| Stated goal |
Output the entries word for word. Omit images.

[Records from a data source]

■ ■ ■ ■ ■ ■ ■

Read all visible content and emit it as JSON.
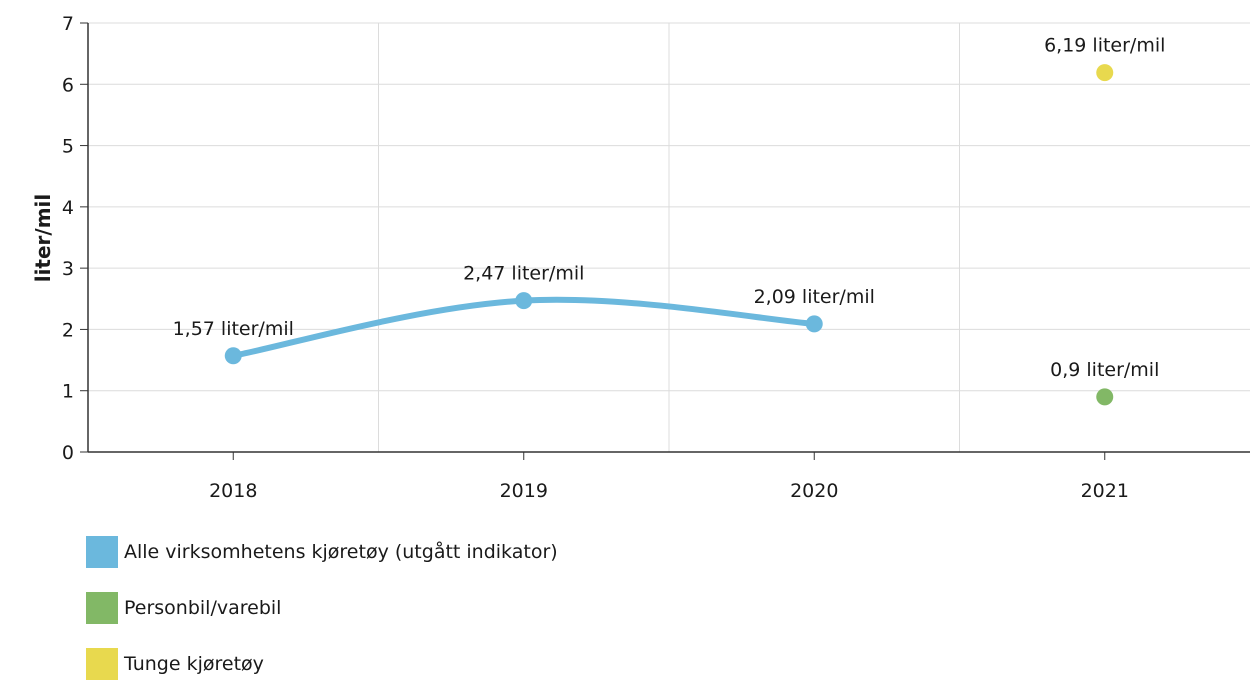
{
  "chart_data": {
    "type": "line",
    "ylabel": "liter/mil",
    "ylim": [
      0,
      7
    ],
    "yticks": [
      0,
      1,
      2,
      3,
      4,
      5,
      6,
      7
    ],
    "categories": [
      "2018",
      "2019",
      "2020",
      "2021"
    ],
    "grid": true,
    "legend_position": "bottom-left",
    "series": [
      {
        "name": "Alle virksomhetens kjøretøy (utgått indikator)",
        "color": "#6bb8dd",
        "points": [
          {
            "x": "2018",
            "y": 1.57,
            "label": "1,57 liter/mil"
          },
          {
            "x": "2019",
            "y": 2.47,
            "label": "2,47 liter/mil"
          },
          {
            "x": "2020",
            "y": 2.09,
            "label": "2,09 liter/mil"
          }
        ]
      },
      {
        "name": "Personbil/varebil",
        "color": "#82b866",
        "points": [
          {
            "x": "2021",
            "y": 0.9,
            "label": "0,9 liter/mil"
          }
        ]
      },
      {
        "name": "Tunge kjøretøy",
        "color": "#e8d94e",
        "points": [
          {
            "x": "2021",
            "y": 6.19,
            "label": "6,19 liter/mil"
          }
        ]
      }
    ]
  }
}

■ ■ ■ ■ ■ ■ ■

| Reply |
Read all visible content and emit it as JSON.
{
  "chart_data": {
    "type": "line",
    "ylabel": "liter/mil",
    "ylim": [
      0,
      7
    ],
    "yticks": [
      0,
      1,
      2,
      3,
      4,
      5,
      6,
      7
    ],
    "categories": [
      "2018",
      "2019",
      "2020",
      "2021"
    ],
    "grid": true,
    "legend_position": "bottom-left",
    "series": [
      {
        "name": "Alle virksomhetens kjøretøy (utgått indikator)",
        "color": "#6bb8dd",
        "points": [
          {
            "x": "2018",
            "y": 1.57,
            "label": "1,57 liter/mil"
          },
          {
            "x": "2019",
            "y": 2.47,
            "label": "2,47 liter/mil"
          },
          {
            "x": "2020",
            "y": 2.09,
            "label": "2,09 liter/mil"
          }
        ]
      },
      {
        "name": "Personbil/varebil",
        "color": "#82b866",
        "points": [
          {
            "x": "2021",
            "y": 0.9,
            "label": "0,9 liter/mil"
          }
        ]
      },
      {
        "name": "Tunge kjøretøy",
        "color": "#e8d94e",
        "points": [
          {
            "x": "2021",
            "y": 6.19,
            "label": "6,19 liter/mil"
          }
        ]
      }
    ]
  }
}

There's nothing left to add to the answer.